** Data provided **

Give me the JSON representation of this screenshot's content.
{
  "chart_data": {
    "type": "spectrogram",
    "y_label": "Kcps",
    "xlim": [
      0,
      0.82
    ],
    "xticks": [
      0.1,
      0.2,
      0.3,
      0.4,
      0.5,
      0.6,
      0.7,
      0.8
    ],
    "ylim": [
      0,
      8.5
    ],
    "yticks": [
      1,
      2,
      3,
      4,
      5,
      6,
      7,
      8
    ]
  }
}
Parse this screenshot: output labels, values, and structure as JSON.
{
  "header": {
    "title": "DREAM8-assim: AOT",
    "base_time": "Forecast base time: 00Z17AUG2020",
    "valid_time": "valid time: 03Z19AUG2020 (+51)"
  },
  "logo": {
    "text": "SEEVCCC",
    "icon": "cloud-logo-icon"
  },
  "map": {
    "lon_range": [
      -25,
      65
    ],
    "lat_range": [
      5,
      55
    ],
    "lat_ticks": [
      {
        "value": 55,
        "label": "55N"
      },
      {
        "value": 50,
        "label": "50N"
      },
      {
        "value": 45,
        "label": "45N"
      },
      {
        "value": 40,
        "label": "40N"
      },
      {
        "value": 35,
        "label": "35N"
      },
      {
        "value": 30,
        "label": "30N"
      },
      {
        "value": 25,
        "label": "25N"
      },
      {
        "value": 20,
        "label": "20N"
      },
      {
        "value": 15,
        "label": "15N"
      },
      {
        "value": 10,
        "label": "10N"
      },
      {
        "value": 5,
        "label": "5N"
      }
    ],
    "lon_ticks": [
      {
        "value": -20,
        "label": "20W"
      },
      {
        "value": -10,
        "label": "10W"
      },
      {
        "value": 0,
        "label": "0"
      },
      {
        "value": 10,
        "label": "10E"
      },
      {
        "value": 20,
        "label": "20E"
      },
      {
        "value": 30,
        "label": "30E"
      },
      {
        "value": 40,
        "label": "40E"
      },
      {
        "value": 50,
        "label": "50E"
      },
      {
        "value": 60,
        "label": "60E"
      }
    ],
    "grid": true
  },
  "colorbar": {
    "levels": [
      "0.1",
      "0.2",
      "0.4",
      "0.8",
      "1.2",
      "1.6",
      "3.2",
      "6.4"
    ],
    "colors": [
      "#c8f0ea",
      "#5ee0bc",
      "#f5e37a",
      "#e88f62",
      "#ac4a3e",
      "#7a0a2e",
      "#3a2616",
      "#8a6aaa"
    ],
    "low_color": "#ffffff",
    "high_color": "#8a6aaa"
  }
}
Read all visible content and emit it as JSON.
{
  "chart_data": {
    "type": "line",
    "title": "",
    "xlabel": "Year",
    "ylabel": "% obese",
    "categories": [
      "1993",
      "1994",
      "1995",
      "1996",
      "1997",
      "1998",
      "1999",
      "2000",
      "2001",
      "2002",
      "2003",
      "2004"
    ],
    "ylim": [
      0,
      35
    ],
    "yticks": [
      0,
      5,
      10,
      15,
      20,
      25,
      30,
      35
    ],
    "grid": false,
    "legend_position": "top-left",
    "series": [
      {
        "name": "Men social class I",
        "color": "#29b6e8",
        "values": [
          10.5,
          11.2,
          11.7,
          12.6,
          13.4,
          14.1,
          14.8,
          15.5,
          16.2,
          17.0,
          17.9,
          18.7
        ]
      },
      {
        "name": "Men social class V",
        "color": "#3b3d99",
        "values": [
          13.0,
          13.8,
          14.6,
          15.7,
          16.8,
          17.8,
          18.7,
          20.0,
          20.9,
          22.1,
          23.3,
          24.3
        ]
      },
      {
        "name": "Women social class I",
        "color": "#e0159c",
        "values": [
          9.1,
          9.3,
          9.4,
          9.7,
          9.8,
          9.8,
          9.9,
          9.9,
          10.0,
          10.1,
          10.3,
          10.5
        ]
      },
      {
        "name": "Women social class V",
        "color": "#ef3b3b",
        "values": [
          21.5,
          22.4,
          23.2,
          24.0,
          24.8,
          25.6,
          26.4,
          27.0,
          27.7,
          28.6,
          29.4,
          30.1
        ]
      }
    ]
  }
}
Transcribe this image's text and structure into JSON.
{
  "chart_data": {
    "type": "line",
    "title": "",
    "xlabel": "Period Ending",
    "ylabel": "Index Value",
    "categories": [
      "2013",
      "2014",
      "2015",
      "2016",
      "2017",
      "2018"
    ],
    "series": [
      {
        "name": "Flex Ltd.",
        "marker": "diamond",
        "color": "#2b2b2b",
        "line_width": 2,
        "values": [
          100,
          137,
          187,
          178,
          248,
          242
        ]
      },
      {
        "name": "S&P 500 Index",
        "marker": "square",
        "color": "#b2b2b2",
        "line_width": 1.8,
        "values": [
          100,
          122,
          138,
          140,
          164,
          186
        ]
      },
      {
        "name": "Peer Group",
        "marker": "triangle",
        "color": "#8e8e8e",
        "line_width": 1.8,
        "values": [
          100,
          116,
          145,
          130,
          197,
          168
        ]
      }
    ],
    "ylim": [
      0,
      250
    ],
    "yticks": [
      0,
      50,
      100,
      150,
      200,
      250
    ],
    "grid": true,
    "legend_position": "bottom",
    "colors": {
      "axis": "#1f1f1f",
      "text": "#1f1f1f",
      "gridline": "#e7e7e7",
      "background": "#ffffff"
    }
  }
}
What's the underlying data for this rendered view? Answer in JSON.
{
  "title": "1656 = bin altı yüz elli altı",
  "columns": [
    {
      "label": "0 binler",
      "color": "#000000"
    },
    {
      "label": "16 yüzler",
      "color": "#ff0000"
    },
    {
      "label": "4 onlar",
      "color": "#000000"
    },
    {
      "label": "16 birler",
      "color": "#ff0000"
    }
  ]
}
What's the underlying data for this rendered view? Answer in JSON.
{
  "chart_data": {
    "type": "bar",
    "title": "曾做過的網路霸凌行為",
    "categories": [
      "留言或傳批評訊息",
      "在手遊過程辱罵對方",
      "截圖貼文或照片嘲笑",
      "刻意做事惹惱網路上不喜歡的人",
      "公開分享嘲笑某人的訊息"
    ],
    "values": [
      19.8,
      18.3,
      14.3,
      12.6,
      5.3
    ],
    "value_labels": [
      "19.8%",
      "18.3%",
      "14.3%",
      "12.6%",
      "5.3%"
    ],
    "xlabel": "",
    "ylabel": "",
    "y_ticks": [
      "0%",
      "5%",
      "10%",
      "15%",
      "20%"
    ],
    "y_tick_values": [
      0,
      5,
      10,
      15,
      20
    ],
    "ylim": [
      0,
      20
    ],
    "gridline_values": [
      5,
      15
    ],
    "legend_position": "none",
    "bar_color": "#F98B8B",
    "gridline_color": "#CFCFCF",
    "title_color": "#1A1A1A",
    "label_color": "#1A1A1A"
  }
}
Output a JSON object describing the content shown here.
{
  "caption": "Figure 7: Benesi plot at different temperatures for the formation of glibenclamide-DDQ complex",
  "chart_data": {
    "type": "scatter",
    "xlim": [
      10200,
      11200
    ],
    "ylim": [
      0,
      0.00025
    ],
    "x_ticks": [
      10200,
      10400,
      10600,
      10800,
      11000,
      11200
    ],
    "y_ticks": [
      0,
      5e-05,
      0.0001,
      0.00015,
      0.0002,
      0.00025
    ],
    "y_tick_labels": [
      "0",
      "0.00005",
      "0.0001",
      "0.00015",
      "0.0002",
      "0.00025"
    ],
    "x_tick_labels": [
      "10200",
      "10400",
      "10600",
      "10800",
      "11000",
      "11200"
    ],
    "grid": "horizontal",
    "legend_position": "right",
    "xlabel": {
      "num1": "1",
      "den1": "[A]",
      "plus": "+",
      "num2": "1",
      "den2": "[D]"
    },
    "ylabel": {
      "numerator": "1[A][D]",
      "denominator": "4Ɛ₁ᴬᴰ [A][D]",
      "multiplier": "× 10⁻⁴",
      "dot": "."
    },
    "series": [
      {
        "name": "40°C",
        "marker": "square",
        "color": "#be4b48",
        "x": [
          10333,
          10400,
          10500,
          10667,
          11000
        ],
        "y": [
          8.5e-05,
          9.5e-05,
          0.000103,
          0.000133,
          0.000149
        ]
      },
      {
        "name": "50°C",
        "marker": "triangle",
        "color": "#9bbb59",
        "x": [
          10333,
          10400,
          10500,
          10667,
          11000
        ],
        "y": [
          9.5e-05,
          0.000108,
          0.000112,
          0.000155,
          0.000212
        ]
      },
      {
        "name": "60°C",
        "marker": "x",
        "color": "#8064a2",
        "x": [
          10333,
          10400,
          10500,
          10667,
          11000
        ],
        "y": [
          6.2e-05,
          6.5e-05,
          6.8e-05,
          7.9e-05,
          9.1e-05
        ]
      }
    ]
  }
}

** Given exercise **
Display every line of the listing that contains the string "xlabel".

** The completed task **
    "xlabel": "Year",
    "xlabel": "Period Ending",
    "xlabel": "",
    "xlabel": {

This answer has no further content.